Отрывок →
На репетицию к Товстоногову артисты собирались заранее – минут за двадцать. Причем не самые последние артисты – такие, как Лавров, Доронина. Вначале, как обычно, в общем гуле и хохоте травят анекдоты, рассказывают, что было на вчерашнем спектакле. Минут через десять анекдоты прекращаются. Все начинают говорить о чем-то более серьезном.  Это значит, что товстоноговская машина уже проезжает по Апраксину переулку. Актеры ее не видят, но они знают, что она там, потому что в репетиционное помещение Товстоногов всегда входит секунда в секунду. По тому, как они перестают говорить, углубляются в текст, становится ясно, что он уже въехал во дворик театра и вышел из своей «Победы». Все замерло. Товстоногов поднимается по лестнице, идет по коридору второго этажа, заходит в свой кабинет, где секретарь подает ему текст пьесы (это буквально ритуал). Он идет по коридорчику, где никто не смеет… Вы знаете, если кто-то встречал в коридоре Сталина, то вжимался в стенку. В БДТ такого не было – коридор просто был пуст. Все знали, в определенное время Товстоногов пойдет по нему на репетицию. И никому в голову не могло прийти пристать к нему с просьбой быстренько подписать бумажки. Почему? Потому что режиссер должен сосредоточиться. Даже великий. Товстоногов входит в звенящую тишину.  Сидят великие артисты. Никакой болтовни нет. Пьеса открывается с первой секунды.

Предоставленные данные →

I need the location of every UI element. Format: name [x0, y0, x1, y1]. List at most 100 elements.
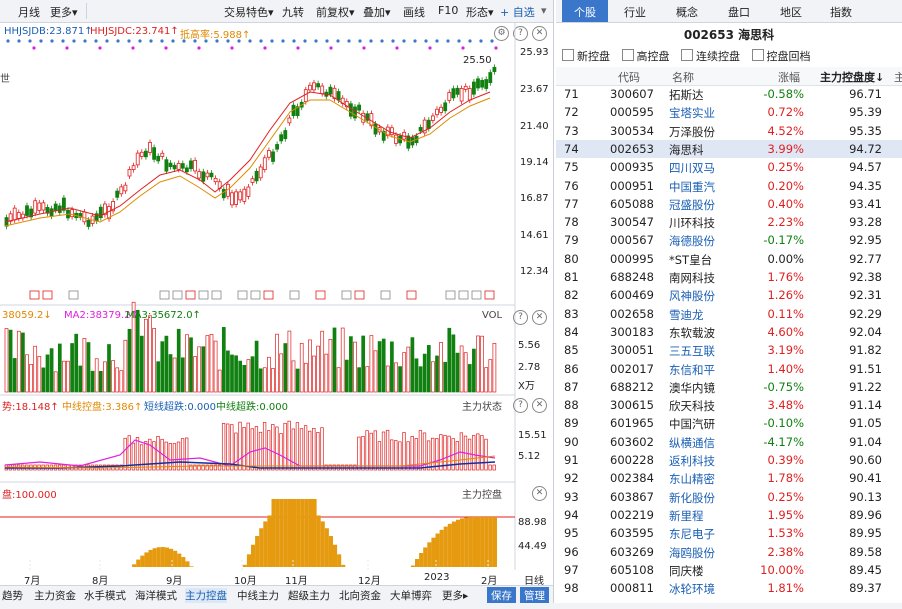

Задание →
Перепечатайте полностью и без изменений приведенный выше отрывок о репетициях у Товстоногова.

Решение задания →
На репетицию к Товстоногову артисты собирались заранее – минут за двадцать. Причем не самые последние артисты – такие, как Лавров, Доронина. Вначале, как обычно, в общем гуле и хохоте травят анекдоты, рассказывают, что было на вчерашнем спектакле. Минут через десять анекдоты прекращаются. Все начинают говорить о чем-то более серьезном.  Это значит, что товстоноговская машина уже проезжает по Апраксину переулку. Актеры ее не видят, но они знают, что она там, потому что в репетиционное помещение Товстоногов всегда входит секунда в секунду. По тому, как они перестают говорить, углубляются в текст, становится ясно, что он уже въехал во дворик театра и вышел из своей «Победы». Все замерло. Товстоногов поднимается по лестнице, идет по коридору второго этажа, заходит в свой кабинет, где секретарь подает ему текст пьесы (это буквально ритуал). Он идет по коридорчику, где никто не смеет… Вы знаете, если кто-то встречал в коридоре Сталина, то вжимался в стенку. В БДТ такого не было – коридор просто был пуст. Все знали, в определенное время Товстоногов пойдет по нему на репетицию. И никому в голову не могло прийти пристать к нему с просьбой быстренько подписать бумажки. Почему? Потому что режиссер должен сосредоточиться. Даже великий. Товстоногов входит в звенящую тишину.  Сидят великие артисты. Никакой болтовни нет. Пьеса открывается с первой секунды.